> **DIRECTIVE**
All of the material below is to be repeated exactly.
··· DATA LINES
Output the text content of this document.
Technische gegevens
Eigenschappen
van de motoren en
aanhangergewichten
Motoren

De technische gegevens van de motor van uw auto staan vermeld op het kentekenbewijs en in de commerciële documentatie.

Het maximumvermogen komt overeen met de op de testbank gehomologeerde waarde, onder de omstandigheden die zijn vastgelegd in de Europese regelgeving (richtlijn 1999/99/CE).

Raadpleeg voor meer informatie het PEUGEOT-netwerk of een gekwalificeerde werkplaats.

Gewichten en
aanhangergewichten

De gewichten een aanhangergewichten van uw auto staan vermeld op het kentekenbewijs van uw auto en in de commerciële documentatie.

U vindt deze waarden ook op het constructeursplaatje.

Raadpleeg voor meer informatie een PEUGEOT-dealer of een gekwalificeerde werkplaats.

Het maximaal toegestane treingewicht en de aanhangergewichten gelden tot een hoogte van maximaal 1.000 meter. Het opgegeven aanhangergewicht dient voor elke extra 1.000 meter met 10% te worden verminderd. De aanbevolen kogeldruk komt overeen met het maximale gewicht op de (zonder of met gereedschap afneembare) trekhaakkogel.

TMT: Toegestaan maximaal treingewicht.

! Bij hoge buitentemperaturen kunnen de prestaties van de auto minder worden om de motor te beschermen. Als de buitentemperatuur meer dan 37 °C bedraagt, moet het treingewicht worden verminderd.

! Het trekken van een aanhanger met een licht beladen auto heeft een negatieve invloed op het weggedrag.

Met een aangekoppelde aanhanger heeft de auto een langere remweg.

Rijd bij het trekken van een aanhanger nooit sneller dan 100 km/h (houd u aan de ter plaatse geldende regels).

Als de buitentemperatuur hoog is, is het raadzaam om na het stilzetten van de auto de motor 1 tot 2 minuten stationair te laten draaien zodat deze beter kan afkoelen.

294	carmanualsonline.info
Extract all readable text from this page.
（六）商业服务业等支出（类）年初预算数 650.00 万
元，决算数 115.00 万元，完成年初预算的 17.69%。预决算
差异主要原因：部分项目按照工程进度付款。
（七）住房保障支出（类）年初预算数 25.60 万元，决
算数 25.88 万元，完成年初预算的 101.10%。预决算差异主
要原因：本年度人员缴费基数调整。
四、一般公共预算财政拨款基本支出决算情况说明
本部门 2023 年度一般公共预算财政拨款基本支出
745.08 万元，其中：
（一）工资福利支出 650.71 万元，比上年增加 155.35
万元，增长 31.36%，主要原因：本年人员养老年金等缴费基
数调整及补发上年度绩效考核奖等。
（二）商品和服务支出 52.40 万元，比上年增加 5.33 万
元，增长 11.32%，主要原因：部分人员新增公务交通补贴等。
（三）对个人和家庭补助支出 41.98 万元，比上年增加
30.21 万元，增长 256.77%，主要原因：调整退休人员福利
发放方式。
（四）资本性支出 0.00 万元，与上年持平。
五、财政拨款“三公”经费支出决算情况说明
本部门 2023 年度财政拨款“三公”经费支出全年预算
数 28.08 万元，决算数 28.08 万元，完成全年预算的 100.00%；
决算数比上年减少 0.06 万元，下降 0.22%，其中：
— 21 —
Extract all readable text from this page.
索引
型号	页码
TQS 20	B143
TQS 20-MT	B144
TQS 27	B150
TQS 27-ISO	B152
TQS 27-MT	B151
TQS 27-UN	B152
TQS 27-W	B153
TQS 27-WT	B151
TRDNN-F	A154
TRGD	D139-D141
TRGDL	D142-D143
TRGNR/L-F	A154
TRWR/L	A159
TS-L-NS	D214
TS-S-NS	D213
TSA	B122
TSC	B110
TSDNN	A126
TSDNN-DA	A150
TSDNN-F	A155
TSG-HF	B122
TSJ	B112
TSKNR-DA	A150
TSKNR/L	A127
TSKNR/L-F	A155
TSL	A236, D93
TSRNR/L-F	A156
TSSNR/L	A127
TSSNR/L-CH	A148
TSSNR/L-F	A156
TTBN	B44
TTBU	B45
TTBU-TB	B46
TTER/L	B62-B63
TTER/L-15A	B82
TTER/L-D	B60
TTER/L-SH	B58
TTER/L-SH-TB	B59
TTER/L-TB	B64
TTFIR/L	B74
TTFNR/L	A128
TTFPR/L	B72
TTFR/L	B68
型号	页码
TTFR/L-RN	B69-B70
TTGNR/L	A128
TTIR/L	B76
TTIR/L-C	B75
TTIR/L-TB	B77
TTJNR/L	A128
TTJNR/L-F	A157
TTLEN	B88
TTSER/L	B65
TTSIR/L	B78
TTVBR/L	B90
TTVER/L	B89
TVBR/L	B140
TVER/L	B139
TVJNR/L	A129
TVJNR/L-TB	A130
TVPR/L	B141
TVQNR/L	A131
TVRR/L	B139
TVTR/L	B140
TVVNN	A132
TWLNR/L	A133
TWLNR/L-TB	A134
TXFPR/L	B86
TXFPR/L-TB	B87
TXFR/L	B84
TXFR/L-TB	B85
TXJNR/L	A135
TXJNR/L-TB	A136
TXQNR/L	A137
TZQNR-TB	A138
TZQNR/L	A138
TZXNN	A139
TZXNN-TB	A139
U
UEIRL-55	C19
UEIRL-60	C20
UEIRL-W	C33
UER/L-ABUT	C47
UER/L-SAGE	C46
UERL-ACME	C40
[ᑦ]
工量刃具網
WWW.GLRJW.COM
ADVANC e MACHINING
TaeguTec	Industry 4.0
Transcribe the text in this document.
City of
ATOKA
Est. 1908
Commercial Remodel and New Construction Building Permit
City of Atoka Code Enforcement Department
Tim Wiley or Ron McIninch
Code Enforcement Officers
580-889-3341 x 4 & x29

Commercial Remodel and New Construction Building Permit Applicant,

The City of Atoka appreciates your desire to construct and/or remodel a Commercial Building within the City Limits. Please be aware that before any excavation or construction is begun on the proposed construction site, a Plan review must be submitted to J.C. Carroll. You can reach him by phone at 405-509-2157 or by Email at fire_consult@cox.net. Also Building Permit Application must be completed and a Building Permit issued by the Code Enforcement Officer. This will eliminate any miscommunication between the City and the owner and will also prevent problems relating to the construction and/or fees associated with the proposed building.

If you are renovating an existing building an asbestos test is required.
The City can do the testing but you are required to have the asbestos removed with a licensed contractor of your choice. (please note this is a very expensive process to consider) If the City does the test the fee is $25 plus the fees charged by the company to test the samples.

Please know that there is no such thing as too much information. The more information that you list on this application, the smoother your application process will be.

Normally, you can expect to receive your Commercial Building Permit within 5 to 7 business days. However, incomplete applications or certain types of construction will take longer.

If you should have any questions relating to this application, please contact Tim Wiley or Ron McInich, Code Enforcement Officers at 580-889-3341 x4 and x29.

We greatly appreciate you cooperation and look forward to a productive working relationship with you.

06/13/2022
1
······
> **RESULT OF THIS TASK**
Output the text content of this document.
Technische gegevens
Eigenschappen
van de motoren en
aanhangergewichten
Motoren

De technische gegevens van de motor van uw auto staan vermeld op het kentekenbewijs en in de commerciële documentatie.

Het maximumvermogen komt overeen met de op de testbank gehomologeerde waarde, onder de omstandigheden die zijn vastgelegd in de Europese regelgeving (richtlijn 1999/99/CE).

Raadpleeg voor meer informatie het PEUGEOT-netwerk of een gekwalificeerde werkplaats.

Gewichten en
aanhangergewichten

De gewichten een aanhangergewichten van uw auto staan vermeld op het kentekenbewijs van uw auto en in de commerciële documentatie.

U vindt deze waarden ook op het constructeursplaatje.

Raadpleeg voor meer informatie een PEUGEOT-dealer of een gekwalificeerde werkplaats.

Het maximaal toegestane treingewicht en de aanhangergewichten gelden tot een hoogte van maximaal 1.000 meter. Het opgegeven aanhangergewicht dient voor elke extra 1.000 meter met 10% te worden verminderd. De aanbevolen kogeldruk komt overeen met het maximale gewicht op de (zonder of met gereedschap afneembare) trekhaakkogel.

TMT: Toegestaan maximaal treingewicht.

! Bij hoge buitentemperaturen kunnen de prestaties van de auto minder worden om de motor te beschermen. Als de buitentemperatuur meer dan 37 °C bedraagt, moet het treingewicht worden verminderd.

! Het trekken van een aanhanger met een licht beladen auto heeft een negatieve invloed op het weggedrag.

Met een aangekoppelde aanhanger heeft de auto een langere remweg.

Rijd bij het trekken van een aanhanger nooit sneller dan 100 km/h (houd u aan de ter plaatse geldende regels).

Als de buitentemperatuur hoog is, is het raadzaam om na het stilzetten van de auto de motor 1 tot 2 minuten stationair te laten draaien zodat deze beter kan afkoelen.

294	carmanualsonline.info
Extract all readable text from this page.
（六）商业服务业等支出（类）年初预算数 650.00 万
元，决算数 115.00 万元，完成年初预算的 17.69%。预决算
差异主要原因：部分项目按照工程进度付款。
（七）住房保障支出（类）年初预算数 25.60 万元，决
算数 25.88 万元，完成年初预算的 101.10%。预决算差异主
要原因：本年度人员缴费基数调整。
四、一般公共预算财政拨款基本支出决算情况说明
本部门 2023 年度一般公共预算财政拨款基本支出
745.08 万元，其中：
（一）工资福利支出 650.71 万元，比上年增加 155.35
万元，增长 31.36%，主要原因：本年人员养老年金等缴费基
数调整及补发上年度绩效考核奖等。
（二）商品和服务支出 52.40 万元，比上年增加 5.33 万
元，增长 11.32%，主要原因：部分人员新增公务交通补贴等。
（三）对个人和家庭补助支出 41.98 万元，比上年增加
30.21 万元，增长 256.77%，主要原因：调整退休人员福利
发放方式。
（四）资本性支出 0.00 万元，与上年持平。
五、财政拨款“三公”经费支出决算情况说明
本部门 2023 年度财政拨款“三公”经费支出全年预算
数 28.08 万元，决算数 28.08 万元，完成全年预算的 100.00%；
决算数比上年减少 0.06 万元，下降 0.22%，其中：
— 21 —
Extract all readable text from this page.
索引
型号	页码
TQS 20	B143
TQS 20-MT	B144
TQS 27	B150
TQS 27-ISO	B152
TQS 27-MT	B151
TQS 27-UN	B152
TQS 27-W	B153
TQS 27-WT	B151
TRDNN-F	A154
TRGD	D139-D141
TRGDL	D142-D143
TRGNR/L-F	A154
TRWR/L	A159
TS-L-NS	D214
TS-S-NS	D213
TSA	B122
TSC	B110
TSDNN	A126
TSDNN-DA	A150
TSDNN-F	A155
TSG-HF	B122
TSJ	B112
TSKNR-DA	A150
TSKNR/L	A127
TSKNR/L-F	A155
TSL	A236, D93
TSRNR/L-F	A156
TSSNR/L	A127
TSSNR/L-CH	A148
TSSNR/L-F	A156
TTBN	B44
TTBU	B45
TTBU-TB	B46
TTER/L	B62-B63
TTER/L-15A	B82
TTER/L-D	B60
TTER/L-SH	B58
TTER/L-SH-TB	B59
TTER/L-TB	B64
TTFIR/L	B74
TTFNR/L	A128
TTFPR/L	B72
TTFR/L	B68
型号	页码
TTFR/L-RN	B69-B70
TTGNR/L	A128
TTIR/L	B76
TTIR/L-C	B75
TTIR/L-TB	B77
TTJNR/L	A128
TTJNR/L-F	A157
TTLEN	B88
TTSER/L	B65
TTSIR/L	B78
TTVBR/L	B90
TTVER/L	B89
TVBR/L	B140
TVER/L	B139
TVJNR/L	A129
TVJNR/L-TB	A130
TVPR/L	B141
TVQNR/L	A131
TVRR/L	B139
TVTR/L	B140
TVVNN	A132
TWLNR/L	A133
TWLNR/L-TB	A134
TXFPR/L	B86
TXFPR/L-TB	B87
TXFR/L	B84
TXFR/L-TB	B85
TXJNR/L	A135
TXJNR/L-TB	A136
TXQNR/L	A137
TZQNR-TB	A138
TZQNR/L	A138
TZXNN	A139
TZXNN-TB	A139
U
UEIRL-55	C19
UEIRL-60	C20
UEIRL-W	C33
UER/L-ABUT	C47
UER/L-SAGE	C46
UERL-ACME	C40
[ᑦ]
工量刃具網
WWW.GLRJW.COM
ADVANC e MACHINING
TaeguTec	Industry 4.0
Transcribe the text in this document.
City of
ATOKA
Est. 1908
Commercial Remodel and New Construction Building Permit
City of Atoka Code Enforcement Department
Tim Wiley or Ron McIninch
Code Enforcement Officers
580-889-3341 x 4 & x29

Commercial Remodel and New Construction Building Permit Applicant,

The City of Atoka appreciates your desire to construct and/or remodel a Commercial Building within the City Limits. Please be aware that before any excavation or construction is begun on the proposed construction site, a Plan review must be submitted to J.C. Carroll. You can reach him by phone at 405-509-2157 or by Email at fire_consult@cox.net. Also Building Permit Application must be completed and a Building Permit issued by the Code Enforcement Officer. This will eliminate any miscommunication between the City and the owner and will also prevent problems relating to the construction and/or fees associated with the proposed building.

If you are renovating an existing building an asbestos test is required.
The City can do the testing but you are required to have the asbestos removed with a licensed contractor of your choice. (please note this is a very expensive process to consider) If the City does the test the fee is $25 plus the fees charged by the company to test the samples.

Please know that there is no such thing as too much information. The more information that you list on this application, the smoother your application process will be.

Normally, you can expect to receive your Commercial Building Permit within 5 to 7 business days. However, incomplete applications or certain types of construction will take longer.

If you should have any questions relating to this application, please contact Tim Wiley or Ron McInich, Code Enforcement Officers at 580-889-3341 x4 and x29.

We greatly appreciate you cooperation and look forward to a productive working relationship with you.

06/13/2022
1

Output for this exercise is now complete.